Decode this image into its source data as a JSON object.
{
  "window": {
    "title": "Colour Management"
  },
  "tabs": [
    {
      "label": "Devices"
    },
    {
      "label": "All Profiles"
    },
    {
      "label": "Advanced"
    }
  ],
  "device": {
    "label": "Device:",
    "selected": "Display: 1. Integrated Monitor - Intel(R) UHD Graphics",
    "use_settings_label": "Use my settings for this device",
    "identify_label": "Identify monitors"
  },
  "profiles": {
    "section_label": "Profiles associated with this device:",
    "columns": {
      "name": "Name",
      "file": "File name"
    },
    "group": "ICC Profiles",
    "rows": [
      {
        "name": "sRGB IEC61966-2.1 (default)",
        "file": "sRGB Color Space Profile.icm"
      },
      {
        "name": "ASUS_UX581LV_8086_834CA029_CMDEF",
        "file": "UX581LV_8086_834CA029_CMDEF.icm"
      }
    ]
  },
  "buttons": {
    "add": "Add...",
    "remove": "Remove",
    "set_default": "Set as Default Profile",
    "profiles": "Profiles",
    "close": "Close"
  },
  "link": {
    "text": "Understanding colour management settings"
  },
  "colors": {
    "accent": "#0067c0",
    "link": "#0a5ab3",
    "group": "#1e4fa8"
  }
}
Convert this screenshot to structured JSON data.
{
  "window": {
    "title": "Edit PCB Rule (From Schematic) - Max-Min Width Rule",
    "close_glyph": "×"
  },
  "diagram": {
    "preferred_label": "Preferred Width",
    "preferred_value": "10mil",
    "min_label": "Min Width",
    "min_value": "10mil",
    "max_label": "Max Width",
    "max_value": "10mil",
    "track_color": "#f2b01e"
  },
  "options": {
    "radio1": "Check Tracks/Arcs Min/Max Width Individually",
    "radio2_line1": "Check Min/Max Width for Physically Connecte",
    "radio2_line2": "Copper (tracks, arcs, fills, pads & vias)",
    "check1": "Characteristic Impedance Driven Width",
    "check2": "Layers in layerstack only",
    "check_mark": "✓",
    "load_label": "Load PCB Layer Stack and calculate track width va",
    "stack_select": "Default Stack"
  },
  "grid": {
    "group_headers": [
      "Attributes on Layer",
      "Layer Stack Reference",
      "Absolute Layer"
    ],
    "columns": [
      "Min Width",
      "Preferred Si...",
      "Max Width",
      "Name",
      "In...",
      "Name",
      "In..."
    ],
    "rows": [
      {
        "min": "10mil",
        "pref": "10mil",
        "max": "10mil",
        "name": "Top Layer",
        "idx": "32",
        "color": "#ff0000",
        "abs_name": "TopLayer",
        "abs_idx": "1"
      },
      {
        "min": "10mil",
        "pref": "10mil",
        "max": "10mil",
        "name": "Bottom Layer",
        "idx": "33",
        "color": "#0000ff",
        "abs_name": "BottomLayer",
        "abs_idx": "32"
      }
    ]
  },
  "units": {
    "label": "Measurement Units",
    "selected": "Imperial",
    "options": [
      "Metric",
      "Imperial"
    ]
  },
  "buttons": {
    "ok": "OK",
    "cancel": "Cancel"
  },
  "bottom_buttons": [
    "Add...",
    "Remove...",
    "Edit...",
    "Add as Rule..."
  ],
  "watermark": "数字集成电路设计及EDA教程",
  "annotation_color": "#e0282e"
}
▬▬▬
Count each line with "sRGB" in it and report that figure by itself.

Reply to the task.
2